Work to do.
A. According to the Granica architecture page, where does Granica Screen put the de-identified data?
B. Write out the part of the Granica architecture page from "Granica consists of" to "about Granica Crunch.", word for word.

Selected excerpt.
▼
Architecture

Understand the Granica architecture.

Granica consists of a control and data plane that runs entirely in your cloud environment and that interacts with data in your cloud data lakes and their underlying object stores. This architecture enables Granica services to integrate with your applications (for example Apache Spark-based apps) to securely process and manage your data because it never leaves your environment. It also enables us to solve for some of the biggest AI challenges:

  • Increase data privacy where you’re most vulnerable. Accurately protect the sensitive information with the largest attack surface - high volume unstructured data sets. Learn more about Granica Screen.

  • Shrink cloud costs for really big data. Reduce monthly costs by up to 80% by deeply compressing high volume data sets. Simply pay us a % of savings. Learn more about Granica Crunch.

  • Surface insights in seconds. Visualize and understand your data lake, discover new datasets for training and gain actionable insights about your files and their usage, fast. Learn more about Granica Chronicle AI.

In the context of data de-identification and data privacy with Granica Screen, applications read/write as usual. Using the Granica S3-compatible API/SDK is an optional security and privacy enhancement to protect data as it is being written by your applications. Screen does not de-identify source data in place, but rather creates a de-identified copy in a specified target location. In this way Screen is a straightforward data transformation easily integrated into applications and data pipelines.

In the context of data compression and cost control with Granica Crunch, your applications write data into buckets as usual (no changes) and that data is automatically and losslessly compressed, in place, to save you money. Your applications then read data, whether compressed or not, via the Granica S3-compatible API/SDK. Your applications can optionally write data inline through the Granica API/SDK to further increase efficiency and savings. Granica Crunch can be used on the same data as Granica Screen, in which case applications and data pipelines reading the de-identified data must use the Granica S3-compatible API/SDK.
▲
Extracted material.
▼
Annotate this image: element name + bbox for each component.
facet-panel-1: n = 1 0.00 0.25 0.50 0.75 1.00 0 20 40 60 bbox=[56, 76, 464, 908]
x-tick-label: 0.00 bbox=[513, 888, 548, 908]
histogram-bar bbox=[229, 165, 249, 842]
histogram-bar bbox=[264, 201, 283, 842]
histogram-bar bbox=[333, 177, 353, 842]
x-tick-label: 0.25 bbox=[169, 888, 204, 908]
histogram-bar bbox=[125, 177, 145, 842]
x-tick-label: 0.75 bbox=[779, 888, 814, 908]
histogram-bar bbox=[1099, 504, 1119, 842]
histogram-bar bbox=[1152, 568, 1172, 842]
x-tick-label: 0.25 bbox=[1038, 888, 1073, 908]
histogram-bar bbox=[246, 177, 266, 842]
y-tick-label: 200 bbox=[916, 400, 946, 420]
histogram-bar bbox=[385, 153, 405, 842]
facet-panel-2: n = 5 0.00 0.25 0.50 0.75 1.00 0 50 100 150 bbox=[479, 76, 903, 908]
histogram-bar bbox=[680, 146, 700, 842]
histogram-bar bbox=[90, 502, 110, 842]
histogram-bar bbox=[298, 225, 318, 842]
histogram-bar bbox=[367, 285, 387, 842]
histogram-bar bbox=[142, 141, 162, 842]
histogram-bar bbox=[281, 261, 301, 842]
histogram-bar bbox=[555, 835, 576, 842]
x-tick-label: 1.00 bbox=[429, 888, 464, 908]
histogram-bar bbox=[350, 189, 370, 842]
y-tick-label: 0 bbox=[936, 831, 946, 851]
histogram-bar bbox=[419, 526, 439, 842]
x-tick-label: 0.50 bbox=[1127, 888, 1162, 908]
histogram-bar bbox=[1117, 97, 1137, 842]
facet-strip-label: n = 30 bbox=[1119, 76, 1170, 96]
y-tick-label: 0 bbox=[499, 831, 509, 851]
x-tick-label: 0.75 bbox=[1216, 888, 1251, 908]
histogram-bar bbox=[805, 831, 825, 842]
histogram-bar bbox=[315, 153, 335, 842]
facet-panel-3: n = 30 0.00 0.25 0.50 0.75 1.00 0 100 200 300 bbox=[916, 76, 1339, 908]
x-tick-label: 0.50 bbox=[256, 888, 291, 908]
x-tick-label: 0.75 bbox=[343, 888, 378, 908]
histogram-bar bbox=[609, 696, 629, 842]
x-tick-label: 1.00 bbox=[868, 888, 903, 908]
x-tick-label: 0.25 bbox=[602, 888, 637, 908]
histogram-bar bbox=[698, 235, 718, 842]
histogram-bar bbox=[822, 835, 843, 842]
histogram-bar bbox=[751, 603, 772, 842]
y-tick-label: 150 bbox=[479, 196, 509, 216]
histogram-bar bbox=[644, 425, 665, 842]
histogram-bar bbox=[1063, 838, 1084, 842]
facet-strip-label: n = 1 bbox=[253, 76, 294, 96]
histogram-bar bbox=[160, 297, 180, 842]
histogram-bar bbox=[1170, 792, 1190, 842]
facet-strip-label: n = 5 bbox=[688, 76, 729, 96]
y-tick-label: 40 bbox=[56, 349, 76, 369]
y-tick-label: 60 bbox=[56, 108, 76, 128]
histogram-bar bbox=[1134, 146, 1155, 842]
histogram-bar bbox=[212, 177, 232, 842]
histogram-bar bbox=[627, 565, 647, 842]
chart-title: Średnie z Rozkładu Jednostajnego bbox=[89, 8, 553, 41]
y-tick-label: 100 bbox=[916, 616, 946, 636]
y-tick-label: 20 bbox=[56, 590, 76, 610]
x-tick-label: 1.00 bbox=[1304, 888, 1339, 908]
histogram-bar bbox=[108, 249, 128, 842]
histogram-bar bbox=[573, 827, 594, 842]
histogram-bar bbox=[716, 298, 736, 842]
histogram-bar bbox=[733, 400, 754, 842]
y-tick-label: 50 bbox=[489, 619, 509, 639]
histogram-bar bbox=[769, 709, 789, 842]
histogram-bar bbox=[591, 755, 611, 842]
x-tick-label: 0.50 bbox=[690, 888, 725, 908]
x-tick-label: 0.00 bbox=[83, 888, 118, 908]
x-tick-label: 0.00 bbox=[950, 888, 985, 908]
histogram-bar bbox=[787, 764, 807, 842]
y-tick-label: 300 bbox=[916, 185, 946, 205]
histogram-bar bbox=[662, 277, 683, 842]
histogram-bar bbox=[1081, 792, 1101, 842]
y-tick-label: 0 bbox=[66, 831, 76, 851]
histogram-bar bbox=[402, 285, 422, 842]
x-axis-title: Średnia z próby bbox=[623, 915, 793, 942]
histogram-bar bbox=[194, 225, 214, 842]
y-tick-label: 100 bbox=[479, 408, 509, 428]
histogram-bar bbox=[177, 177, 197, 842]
▲
Correct answers.
A. In a de-identified copy at a specified target location, rather than in place.

B.
Granica consists of a control and data plane that runs entirely in your cloud environment and that interacts with data in your cloud data lakes and their underlying object stores. This architecture enables Granica services to integrate with your applications (for example Apache Spark-based apps) to securely process and manage your data because it never leaves your environment. It also enables us to solve for some of the biggest AI challenges:

  • Increase data privacy where you’re most vulnerable. Accurately protect the sensitive information with the largest attack surface - high volume unstructured data sets. Learn more about Granica Screen.

  • Shrink cloud costs for really big data. Reduce monthly costs by up to 80% by deeply compressing high volume data sets. Simply pay us a % of savings. Learn more about Granica Crunch.